** PROVIDED ENTRIES **
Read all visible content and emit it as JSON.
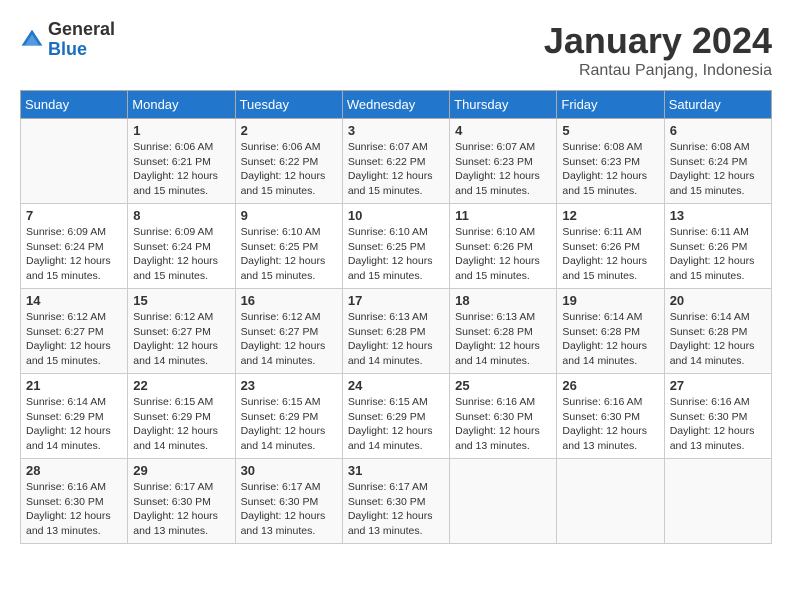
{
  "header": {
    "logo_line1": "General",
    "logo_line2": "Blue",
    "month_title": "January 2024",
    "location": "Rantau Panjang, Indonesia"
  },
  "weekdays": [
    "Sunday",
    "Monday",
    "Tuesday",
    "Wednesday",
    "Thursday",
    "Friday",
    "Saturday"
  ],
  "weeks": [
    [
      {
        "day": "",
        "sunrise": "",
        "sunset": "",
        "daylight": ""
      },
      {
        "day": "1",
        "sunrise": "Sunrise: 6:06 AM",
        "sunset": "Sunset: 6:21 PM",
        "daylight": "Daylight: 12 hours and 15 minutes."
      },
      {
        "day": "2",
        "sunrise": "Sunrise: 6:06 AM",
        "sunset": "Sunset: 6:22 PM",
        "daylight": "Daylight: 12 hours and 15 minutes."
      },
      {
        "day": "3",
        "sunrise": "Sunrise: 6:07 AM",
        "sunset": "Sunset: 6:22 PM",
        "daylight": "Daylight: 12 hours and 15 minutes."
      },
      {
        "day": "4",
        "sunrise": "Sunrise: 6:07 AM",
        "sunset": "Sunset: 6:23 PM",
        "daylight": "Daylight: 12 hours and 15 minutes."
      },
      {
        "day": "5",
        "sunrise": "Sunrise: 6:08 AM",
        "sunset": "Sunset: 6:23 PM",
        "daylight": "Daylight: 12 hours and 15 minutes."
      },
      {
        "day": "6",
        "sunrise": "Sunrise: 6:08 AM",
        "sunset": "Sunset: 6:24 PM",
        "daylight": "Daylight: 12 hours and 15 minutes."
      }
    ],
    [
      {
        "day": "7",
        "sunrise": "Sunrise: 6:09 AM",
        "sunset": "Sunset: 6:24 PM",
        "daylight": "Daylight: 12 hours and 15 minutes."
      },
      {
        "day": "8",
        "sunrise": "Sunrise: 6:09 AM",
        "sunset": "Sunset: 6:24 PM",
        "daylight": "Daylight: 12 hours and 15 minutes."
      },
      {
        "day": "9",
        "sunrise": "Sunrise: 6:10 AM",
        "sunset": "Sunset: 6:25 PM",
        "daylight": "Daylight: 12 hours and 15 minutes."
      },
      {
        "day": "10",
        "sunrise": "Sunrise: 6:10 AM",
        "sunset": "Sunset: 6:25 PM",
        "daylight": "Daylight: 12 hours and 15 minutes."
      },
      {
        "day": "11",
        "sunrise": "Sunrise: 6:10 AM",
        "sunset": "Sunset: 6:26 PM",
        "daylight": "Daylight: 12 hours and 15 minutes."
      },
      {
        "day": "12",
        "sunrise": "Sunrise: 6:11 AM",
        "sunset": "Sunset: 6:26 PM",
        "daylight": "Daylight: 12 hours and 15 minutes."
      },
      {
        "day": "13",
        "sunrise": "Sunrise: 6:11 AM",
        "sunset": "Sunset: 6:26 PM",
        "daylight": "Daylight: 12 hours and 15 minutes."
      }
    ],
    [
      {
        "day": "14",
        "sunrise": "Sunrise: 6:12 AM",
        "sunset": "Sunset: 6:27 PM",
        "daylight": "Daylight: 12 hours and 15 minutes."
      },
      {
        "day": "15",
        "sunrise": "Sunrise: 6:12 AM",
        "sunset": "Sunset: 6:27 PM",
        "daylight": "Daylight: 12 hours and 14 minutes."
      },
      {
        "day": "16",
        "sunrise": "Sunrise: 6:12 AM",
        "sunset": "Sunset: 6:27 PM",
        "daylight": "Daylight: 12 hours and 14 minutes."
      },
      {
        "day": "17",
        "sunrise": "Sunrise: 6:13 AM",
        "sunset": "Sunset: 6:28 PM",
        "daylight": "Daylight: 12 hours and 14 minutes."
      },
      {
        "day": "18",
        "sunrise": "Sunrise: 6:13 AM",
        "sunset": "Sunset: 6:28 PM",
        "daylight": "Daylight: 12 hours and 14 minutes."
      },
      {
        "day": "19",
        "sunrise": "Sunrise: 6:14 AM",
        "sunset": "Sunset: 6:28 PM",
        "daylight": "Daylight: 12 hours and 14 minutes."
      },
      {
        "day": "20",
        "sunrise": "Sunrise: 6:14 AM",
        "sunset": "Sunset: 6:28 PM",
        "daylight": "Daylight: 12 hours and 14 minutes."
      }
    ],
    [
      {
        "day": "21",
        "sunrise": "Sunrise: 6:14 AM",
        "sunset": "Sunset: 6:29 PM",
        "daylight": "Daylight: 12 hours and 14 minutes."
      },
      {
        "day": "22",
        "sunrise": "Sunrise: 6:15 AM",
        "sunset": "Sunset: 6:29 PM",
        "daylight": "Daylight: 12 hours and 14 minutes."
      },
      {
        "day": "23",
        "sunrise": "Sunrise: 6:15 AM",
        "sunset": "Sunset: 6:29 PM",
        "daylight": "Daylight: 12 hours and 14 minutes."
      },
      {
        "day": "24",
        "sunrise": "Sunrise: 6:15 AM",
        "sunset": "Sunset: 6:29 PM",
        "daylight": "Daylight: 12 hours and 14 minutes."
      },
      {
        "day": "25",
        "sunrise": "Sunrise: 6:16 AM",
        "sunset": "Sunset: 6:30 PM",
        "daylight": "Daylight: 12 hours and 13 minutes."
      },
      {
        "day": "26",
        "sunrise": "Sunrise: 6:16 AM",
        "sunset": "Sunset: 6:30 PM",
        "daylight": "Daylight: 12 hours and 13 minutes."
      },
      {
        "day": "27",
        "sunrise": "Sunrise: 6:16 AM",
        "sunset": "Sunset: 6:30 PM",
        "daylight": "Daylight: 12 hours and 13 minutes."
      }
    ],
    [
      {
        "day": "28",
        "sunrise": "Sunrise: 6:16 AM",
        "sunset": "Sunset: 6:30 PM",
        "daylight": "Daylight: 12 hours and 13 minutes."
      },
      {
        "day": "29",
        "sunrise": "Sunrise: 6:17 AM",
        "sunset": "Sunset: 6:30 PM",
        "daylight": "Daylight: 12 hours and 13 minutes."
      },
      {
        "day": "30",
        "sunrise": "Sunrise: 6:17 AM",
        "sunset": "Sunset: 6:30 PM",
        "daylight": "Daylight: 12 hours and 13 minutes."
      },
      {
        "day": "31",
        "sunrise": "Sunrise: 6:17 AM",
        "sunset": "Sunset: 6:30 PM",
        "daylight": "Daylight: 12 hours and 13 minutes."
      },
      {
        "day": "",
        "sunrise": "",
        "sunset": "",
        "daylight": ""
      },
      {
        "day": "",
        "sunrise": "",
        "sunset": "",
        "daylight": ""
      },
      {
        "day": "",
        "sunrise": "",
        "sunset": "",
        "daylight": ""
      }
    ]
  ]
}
---
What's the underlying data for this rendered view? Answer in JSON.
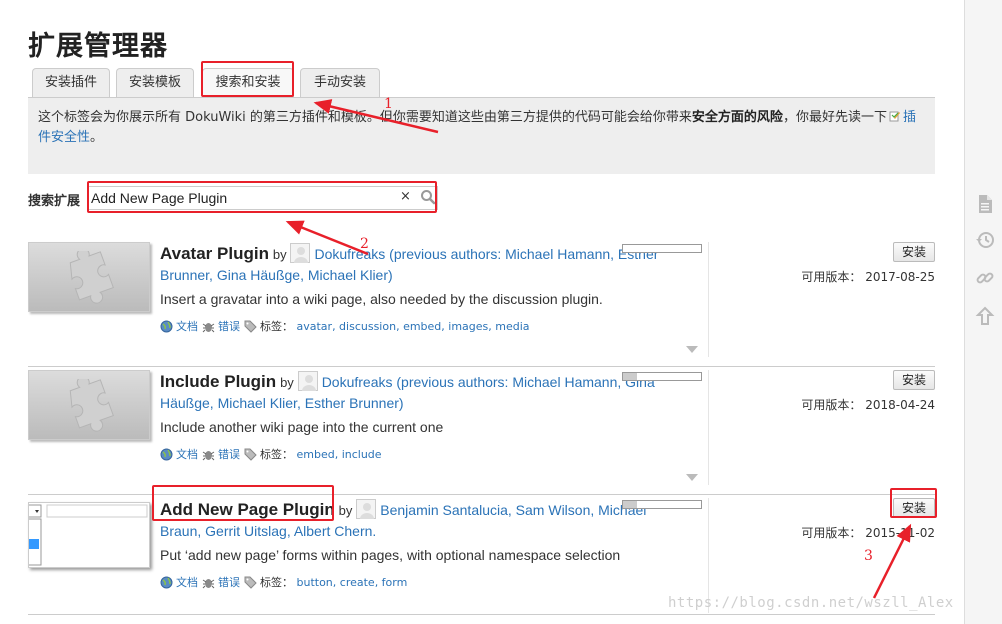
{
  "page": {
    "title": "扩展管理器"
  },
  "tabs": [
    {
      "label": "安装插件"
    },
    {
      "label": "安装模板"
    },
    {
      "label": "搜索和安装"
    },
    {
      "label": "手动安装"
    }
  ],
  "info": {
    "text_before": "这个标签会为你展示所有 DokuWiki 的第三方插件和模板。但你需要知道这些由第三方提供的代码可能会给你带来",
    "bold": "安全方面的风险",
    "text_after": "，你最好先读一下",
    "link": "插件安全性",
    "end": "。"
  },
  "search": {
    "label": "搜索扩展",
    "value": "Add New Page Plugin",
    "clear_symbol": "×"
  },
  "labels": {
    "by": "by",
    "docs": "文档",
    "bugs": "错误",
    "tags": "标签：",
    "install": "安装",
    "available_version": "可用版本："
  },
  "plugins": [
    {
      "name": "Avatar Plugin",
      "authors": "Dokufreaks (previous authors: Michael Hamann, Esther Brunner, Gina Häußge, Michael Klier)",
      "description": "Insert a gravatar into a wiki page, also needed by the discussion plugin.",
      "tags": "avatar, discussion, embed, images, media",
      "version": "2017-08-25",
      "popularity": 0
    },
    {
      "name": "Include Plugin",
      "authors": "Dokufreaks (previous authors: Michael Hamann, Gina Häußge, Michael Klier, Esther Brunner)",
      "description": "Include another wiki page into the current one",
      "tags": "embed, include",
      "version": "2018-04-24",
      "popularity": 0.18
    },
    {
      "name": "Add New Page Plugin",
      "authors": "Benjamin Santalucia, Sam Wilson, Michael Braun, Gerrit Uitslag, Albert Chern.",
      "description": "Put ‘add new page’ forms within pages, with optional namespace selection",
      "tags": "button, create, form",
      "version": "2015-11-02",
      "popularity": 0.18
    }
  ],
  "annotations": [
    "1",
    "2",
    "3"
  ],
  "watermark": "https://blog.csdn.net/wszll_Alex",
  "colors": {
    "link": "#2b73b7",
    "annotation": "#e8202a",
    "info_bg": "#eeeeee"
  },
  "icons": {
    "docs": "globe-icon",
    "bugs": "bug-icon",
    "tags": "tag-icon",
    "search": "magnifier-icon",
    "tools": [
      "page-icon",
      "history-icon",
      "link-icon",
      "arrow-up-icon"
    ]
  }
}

** TASK GOAL **
Scan the listing above for the word "tags" and copy every line that holds it.

** FINISHED ANSWER **
    "tags": "标签：",
      "tags": "avatar, discussion, embed, images, media",
      "tags": "embed, include",
      "tags": "button, create, form",
    "tags": "tag-icon",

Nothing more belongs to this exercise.